**PROBLEM REQUIREMENTS**
Reproduce the full listing that appears beneath this instruction exactly.

Figure record listings
::::::::
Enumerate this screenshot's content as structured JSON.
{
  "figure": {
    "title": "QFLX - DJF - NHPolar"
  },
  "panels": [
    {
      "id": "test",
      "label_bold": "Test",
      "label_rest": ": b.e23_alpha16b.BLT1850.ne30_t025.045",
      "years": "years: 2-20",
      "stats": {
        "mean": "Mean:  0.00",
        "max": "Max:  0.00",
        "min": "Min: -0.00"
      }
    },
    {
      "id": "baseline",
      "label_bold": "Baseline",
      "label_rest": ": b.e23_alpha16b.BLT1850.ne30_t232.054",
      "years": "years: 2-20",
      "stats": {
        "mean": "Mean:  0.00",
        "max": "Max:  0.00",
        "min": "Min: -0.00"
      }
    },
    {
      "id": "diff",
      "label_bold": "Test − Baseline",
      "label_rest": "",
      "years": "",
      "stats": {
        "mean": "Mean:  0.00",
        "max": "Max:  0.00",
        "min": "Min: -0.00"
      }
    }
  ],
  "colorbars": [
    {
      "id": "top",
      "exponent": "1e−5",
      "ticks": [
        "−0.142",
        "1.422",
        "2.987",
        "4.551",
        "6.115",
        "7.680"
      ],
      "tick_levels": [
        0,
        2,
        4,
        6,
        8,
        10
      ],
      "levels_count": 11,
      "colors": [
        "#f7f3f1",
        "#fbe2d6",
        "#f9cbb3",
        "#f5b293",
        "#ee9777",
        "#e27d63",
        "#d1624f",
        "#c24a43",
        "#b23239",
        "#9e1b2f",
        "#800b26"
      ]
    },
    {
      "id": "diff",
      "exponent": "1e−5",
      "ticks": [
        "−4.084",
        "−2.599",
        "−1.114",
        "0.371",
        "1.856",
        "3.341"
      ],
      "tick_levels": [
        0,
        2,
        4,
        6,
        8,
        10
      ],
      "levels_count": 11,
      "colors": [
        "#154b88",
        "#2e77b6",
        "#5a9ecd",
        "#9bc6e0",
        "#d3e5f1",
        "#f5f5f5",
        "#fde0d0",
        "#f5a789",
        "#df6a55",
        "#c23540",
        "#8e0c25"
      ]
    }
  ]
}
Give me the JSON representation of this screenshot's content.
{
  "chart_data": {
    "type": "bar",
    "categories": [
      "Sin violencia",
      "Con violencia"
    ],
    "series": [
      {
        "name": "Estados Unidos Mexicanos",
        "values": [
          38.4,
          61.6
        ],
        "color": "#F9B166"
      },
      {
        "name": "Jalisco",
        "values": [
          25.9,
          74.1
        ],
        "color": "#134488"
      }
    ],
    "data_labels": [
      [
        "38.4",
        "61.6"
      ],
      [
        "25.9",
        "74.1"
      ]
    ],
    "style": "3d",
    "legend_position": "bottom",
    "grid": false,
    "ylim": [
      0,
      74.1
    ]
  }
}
::::::::
**WRITTEN RESPONSE**
Enumerate this screenshot's content as structured JSON.
{
  "figure": {
    "title": "QFLX - DJF - NHPolar"
  },
  "panels": [
    {
      "id": "test",
      "label_bold": "Test",
      "label_rest": ": b.e23_alpha16b.BLT1850.ne30_t025.045",
      "years": "years: 2-20",
      "stats": {
        "mean": "Mean:  0.00",
        "max": "Max:  0.00",
        "min": "Min: -0.00"
      }
    },
    {
      "id": "baseline",
      "label_bold": "Baseline",
      "label_rest": ": b.e23_alpha16b.BLT1850.ne30_t232.054",
      "years": "years: 2-20",
      "stats": {
        "mean": "Mean:  0.00",
        "max": "Max:  0.00",
        "min": "Min: -0.00"
      }
    },
    {
      "id": "diff",
      "label_bold": "Test − Baseline",
      "label_rest": "",
      "years": "",
      "stats": {
        "mean": "Mean:  0.00",
        "max": "Max:  0.00",
        "min": "Min: -0.00"
      }
    }
  ],
  "colorbars": [
    {
      "id": "top",
      "exponent": "1e−5",
      "ticks": [
        "−0.142",
        "1.422",
        "2.987",
        "4.551",
        "6.115",
        "7.680"
      ],
      "tick_levels": [
        0,
        2,
        4,
        6,
        8,
        10
      ],
      "levels_count": 11,
      "colors": [
        "#f7f3f1",
        "#fbe2d6",
        "#f9cbb3",
        "#f5b293",
        "#ee9777",
        "#e27d63",
        "#d1624f",
        "#c24a43",
        "#b23239",
        "#9e1b2f",
        "#800b26"
      ]
    },
    {
      "id": "diff",
      "exponent": "1e−5",
      "ticks": [
        "−4.084",
        "−2.599",
        "−1.114",
        "0.371",
        "1.856",
        "3.341"
      ],
      "tick_levels": [
        0,
        2,
        4,
        6,
        8,
        10
      ],
      "levels_count": 11,
      "colors": [
        "#154b88",
        "#2e77b6",
        "#5a9ecd",
        "#9bc6e0",
        "#d3e5f1",
        "#f5f5f5",
        "#fde0d0",
        "#f5a789",
        "#df6a55",
        "#c23540",
        "#8e0c25"
      ]
    }
  ]
}
Give me the JSON representation of this screenshot's content.
{
  "chart_data": {
    "type": "bar",
    "categories": [
      "Sin violencia",
      "Con violencia"
    ],
    "series": [
      {
        "name": "Estados Unidos Mexicanos",
        "values": [
          38.4,
          61.6
        ],
        "color": "#F9B166"
      },
      {
        "name": "Jalisco",
        "values": [
          25.9,
          74.1
        ],
        "color": "#134488"
      }
    ],
    "data_labels": [
      [
        "38.4",
        "61.6"
      ],
      [
        "25.9",
        "74.1"
      ]
    ],
    "style": "3d",
    "legend_position": "bottom",
    "grid": false,
    "ylim": [
      0,
      74.1
    ]
  }
}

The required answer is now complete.